TASK BRIEF
Print all the data, keeping every line exactly as it is.
━━ INFORMATION PROVIDED ━━
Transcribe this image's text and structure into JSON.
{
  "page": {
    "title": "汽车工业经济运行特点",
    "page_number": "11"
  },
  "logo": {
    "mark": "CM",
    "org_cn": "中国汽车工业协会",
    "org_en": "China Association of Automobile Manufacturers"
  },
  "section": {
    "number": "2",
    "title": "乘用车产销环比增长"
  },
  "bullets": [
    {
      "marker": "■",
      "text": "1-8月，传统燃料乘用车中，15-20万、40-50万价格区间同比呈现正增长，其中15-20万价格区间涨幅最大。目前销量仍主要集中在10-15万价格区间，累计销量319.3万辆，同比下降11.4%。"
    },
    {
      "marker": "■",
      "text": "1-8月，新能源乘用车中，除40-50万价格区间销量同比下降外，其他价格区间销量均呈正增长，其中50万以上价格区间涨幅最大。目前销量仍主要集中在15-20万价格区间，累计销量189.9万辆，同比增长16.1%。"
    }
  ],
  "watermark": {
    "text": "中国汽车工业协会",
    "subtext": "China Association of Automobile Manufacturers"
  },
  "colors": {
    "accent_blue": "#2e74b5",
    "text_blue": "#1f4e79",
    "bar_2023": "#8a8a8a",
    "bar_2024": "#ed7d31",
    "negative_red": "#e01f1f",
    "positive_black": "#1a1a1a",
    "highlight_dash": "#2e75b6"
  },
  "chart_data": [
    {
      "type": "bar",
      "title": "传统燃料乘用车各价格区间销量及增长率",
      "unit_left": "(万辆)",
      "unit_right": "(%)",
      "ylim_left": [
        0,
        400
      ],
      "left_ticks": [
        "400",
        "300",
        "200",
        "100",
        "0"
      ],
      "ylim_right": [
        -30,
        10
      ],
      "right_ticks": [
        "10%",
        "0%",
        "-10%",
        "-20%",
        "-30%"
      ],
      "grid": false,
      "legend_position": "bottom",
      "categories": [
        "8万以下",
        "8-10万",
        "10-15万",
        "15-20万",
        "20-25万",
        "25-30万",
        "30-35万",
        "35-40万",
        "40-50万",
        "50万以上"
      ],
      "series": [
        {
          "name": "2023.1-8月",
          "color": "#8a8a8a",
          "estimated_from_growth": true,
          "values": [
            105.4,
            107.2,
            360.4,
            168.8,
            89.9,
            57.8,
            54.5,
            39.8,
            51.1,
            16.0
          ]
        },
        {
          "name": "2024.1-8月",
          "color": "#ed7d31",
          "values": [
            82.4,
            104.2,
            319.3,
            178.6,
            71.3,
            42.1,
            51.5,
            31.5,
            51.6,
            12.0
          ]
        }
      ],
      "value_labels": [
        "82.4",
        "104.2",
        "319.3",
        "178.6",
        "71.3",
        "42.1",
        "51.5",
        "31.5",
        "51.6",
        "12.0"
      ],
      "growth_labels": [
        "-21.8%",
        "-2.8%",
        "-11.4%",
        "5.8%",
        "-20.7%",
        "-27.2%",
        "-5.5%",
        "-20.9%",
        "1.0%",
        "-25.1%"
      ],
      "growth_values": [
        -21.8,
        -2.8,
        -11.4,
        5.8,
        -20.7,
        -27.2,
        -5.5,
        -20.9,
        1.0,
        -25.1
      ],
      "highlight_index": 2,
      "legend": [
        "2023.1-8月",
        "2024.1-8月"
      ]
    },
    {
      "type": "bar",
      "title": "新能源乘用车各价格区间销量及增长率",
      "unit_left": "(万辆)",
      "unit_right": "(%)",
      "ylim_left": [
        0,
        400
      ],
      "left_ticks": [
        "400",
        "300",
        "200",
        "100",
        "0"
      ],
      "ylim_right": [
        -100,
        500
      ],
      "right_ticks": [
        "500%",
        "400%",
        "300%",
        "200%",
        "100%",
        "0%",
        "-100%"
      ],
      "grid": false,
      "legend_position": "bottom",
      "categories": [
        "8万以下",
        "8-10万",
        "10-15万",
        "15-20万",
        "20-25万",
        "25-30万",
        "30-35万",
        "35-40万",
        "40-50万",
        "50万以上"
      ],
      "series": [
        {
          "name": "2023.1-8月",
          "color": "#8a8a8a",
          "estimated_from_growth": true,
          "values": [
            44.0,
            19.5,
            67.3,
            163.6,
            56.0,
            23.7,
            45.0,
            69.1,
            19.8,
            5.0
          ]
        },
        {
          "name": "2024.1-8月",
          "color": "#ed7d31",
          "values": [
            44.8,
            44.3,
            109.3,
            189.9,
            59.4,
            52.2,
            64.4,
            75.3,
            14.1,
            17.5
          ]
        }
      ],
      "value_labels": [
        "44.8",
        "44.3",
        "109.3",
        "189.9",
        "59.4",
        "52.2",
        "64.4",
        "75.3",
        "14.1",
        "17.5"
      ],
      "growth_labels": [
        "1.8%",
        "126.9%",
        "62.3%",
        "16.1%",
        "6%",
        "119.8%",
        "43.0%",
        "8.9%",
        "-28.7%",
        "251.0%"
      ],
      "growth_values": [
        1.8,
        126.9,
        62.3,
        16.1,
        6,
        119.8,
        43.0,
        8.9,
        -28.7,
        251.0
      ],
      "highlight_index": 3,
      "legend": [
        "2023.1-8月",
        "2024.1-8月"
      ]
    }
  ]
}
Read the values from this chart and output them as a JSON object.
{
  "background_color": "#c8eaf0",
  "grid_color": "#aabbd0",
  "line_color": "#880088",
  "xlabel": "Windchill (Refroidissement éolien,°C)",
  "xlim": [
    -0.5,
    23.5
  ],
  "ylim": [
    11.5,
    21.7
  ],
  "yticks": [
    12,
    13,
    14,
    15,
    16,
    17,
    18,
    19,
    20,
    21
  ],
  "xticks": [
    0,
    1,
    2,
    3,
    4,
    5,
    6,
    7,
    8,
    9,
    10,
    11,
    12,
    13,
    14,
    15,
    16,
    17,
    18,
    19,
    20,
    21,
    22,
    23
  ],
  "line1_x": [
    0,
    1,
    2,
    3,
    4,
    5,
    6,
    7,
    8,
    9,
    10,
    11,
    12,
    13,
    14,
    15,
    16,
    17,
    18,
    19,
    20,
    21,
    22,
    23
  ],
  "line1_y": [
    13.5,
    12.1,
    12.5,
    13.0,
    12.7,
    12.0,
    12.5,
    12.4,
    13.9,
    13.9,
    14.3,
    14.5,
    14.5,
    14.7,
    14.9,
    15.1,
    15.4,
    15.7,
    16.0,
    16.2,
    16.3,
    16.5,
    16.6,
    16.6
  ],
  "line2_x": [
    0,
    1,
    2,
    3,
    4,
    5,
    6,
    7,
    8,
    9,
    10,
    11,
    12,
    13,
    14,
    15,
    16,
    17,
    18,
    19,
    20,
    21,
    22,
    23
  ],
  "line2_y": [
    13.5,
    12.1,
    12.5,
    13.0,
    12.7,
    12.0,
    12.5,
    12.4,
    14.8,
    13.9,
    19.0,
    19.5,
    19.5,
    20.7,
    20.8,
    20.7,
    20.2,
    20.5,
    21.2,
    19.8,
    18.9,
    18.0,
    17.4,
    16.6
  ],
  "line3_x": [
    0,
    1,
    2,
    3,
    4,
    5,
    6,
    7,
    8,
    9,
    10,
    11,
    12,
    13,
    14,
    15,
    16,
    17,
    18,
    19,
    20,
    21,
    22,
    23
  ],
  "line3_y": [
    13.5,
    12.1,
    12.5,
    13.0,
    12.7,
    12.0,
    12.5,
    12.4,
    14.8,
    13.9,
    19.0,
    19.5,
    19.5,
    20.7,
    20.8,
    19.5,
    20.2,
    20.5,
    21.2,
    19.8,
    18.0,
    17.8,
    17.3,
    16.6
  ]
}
━━━
ANSWER IN FULL
Transcribe this image's text and structure into JSON.
{
  "page": {
    "title": "汽车工业经济运行特点",
    "page_number": "11"
  },
  "logo": {
    "mark": "CM",
    "org_cn": "中国汽车工业协会",
    "org_en": "China Association of Automobile Manufacturers"
  },
  "section": {
    "number": "2",
    "title": "乘用车产销环比增长"
  },
  "bullets": [
    {
      "marker": "■",
      "text": "1-8月，传统燃料乘用车中，15-20万、40-50万价格区间同比呈现正增长，其中15-20万价格区间涨幅最大。目前销量仍主要集中在10-15万价格区间，累计销量319.3万辆，同比下降11.4%。"
    },
    {
      "marker": "■",
      "text": "1-8月，新能源乘用车中，除40-50万价格区间销量同比下降外，其他价格区间销量均呈正增长，其中50万以上价格区间涨幅最大。目前销量仍主要集中在15-20万价格区间，累计销量189.9万辆，同比增长16.1%。"
    }
  ],
  "watermark": {
    "text": "中国汽车工业协会",
    "subtext": "China Association of Automobile Manufacturers"
  },
  "colors": {
    "accent_blue": "#2e74b5",
    "text_blue": "#1f4e79",
    "bar_2023": "#8a8a8a",
    "bar_2024": "#ed7d31",
    "negative_red": "#e01f1f",
    "positive_black": "#1a1a1a",
    "highlight_dash": "#2e75b6"
  },
  "chart_data": [
    {
      "type": "bar",
      "title": "传统燃料乘用车各价格区间销量及增长率",
      "unit_left": "(万辆)",
      "unit_right": "(%)",
      "ylim_left": [
        0,
        400
      ],
      "left_ticks": [
        "400",
        "300",
        "200",
        "100",
        "0"
      ],
      "ylim_right": [
        -30,
        10
      ],
      "right_ticks": [
        "10%",
        "0%",
        "-10%",
        "-20%",
        "-30%"
      ],
      "grid": false,
      "legend_position": "bottom",
      "categories": [
        "8万以下",
        "8-10万",
        "10-15万",
        "15-20万",
        "20-25万",
        "25-30万",
        "30-35万",
        "35-40万",
        "40-50万",
        "50万以上"
      ],
      "series": [
        {
          "name": "2023.1-8月",
          "color": "#8a8a8a",
          "estimated_from_growth": true,
          "values": [
            105.4,
            107.2,
            360.4,
            168.8,
            89.9,
            57.8,
            54.5,
            39.8,
            51.1,
            16.0
          ]
        },
        {
          "name": "2024.1-8月",
          "color": "#ed7d31",
          "values": [
            82.4,
            104.2,
            319.3,
            178.6,
            71.3,
            42.1,
            51.5,
            31.5,
            51.6,
            12.0
          ]
        }
      ],
      "value_labels": [
        "82.4",
        "104.2",
        "319.3",
        "178.6",
        "71.3",
        "42.1",
        "51.5",
        "31.5",
        "51.6",
        "12.0"
      ],
      "growth_labels": [
        "-21.8%",
        "-2.8%",
        "-11.4%",
        "5.8%",
        "-20.7%",
        "-27.2%",
        "-5.5%",
        "-20.9%",
        "1.0%",
        "-25.1%"
      ],
      "growth_values": [
        -21.8,
        -2.8,
        -11.4,
        5.8,
        -20.7,
        -27.2,
        -5.5,
        -20.9,
        1.0,
        -25.1
      ],
      "highlight_index": 2,
      "legend": [
        "2023.1-8月",
        "2024.1-8月"
      ]
    },
    {
      "type": "bar",
      "title": "新能源乘用车各价格区间销量及增长率",
      "unit_left": "(万辆)",
      "unit_right": "(%)",
      "ylim_left": [
        0,
        400
      ],
      "left_ticks": [
        "400",
        "300",
        "200",
        "100",
        "0"
      ],
      "ylim_right": [
        -100,
        500
      ],
      "right_ticks": [
        "500%",
        "400%",
        "300%",
        "200%",
        "100%",
        "0%",
        "-100%"
      ],
      "grid": false,
      "legend_position": "bottom",
      "categories": [
        "8万以下",
        "8-10万",
        "10-15万",
        "15-20万",
        "20-25万",
        "25-30万",
        "30-35万",
        "35-40万",
        "40-50万",
        "50万以上"
      ],
      "series": [
        {
          "name": "2023.1-8月",
          "color": "#8a8a8a",
          "estimated_from_growth": true,
          "values": [
            44.0,
            19.5,
            67.3,
            163.6,
            56.0,
            23.7,
            45.0,
            69.1,
            19.8,
            5.0
          ]
        },
        {
          "name": "2024.1-8月",
          "color": "#ed7d31",
          "values": [
            44.8,
            44.3,
            109.3,
            189.9,
            59.4,
            52.2,
            64.4,
            75.3,
            14.1,
            17.5
          ]
        }
      ],
      "value_labels": [
        "44.8",
        "44.3",
        "109.3",
        "189.9",
        "59.4",
        "52.2",
        "64.4",
        "75.3",
        "14.1",
        "17.5"
      ],
      "growth_labels": [
        "1.8%",
        "126.9%",
        "62.3%",
        "16.1%",
        "6%",
        "119.8%",
        "43.0%",
        "8.9%",
        "-28.7%",
        "251.0%"
      ],
      "growth_values": [
        1.8,
        126.9,
        62.3,
        16.1,
        6,
        119.8,
        43.0,
        8.9,
        -28.7,
        251.0
      ],
      "highlight_index": 3,
      "legend": [
        "2023.1-8月",
        "2024.1-8月"
      ]
    }
  ]
}
Read the values from this chart and output them as a JSON object.
{
  "background_color": "#c8eaf0",
  "grid_color": "#aabbd0",
  "line_color": "#880088",
  "xlabel": "Windchill (Refroidissement éolien,°C)",
  "xlim": [
    -0.5,
    23.5
  ],
  "ylim": [
    11.5,
    21.7
  ],
  "yticks": [
    12,
    13,
    14,
    15,
    16,
    17,
    18,
    19,
    20,
    21
  ],
  "xticks": [
    0,
    1,
    2,
    3,
    4,
    5,
    6,
    7,
    8,
    9,
    10,
    11,
    12,
    13,
    14,
    15,
    16,
    17,
    18,
    19,
    20,
    21,
    22,
    23
  ],
  "line1_x": [
    0,
    1,
    2,
    3,
    4,
    5,
    6,
    7,
    8,
    9,
    10,
    11,
    12,
    13,
    14,
    15,
    16,
    17,
    18,
    19,
    20,
    21,
    22,
    23
  ],
  "line1_y": [
    13.5,
    12.1,
    12.5,
    13.0,
    12.7,
    12.0,
    12.5,
    12.4,
    13.9,
    13.9,
    14.3,
    14.5,
    14.5,
    14.7,
    14.9,
    15.1,
    15.4,
    15.7,
    16.0,
    16.2,
    16.3,
    16.5,
    16.6,
    16.6
  ],
  "line2_x": [
    0,
    1,
    2,
    3,
    4,
    5,
    6,
    7,
    8,
    9,
    10,
    11,
    12,
    13,
    14,
    15,
    16,
    17,
    18,
    19,
    20,
    21,
    22,
    23
  ],
  "line2_y": [
    13.5,
    12.1,
    12.5,
    13.0,
    12.7,
    12.0,
    12.5,
    12.4,
    14.8,
    13.9,
    19.0,
    19.5,
    19.5,
    20.7,
    20.8,
    20.7,
    20.2,
    20.5,
    21.2,
    19.8,
    18.9,
    18.0,
    17.4,
    16.6
  ],
  "line3_x": [
    0,
    1,
    2,
    3,
    4,
    5,
    6,
    7,
    8,
    9,
    10,
    11,
    12,
    13,
    14,
    15,
    16,
    17,
    18,
    19,
    20,
    21,
    22,
    23
  ],
  "line3_y": [
    13.5,
    12.1,
    12.5,
    13.0,
    12.7,
    12.0,
    12.5,
    12.4,
    14.8,
    13.9,
    19.0,
    19.5,
    19.5,
    20.7,
    20.8,
    19.5,
    20.2,
    20.5,
    21.2,
    19.8,
    18.0,
    17.8,
    17.3,
    16.6
  ]
}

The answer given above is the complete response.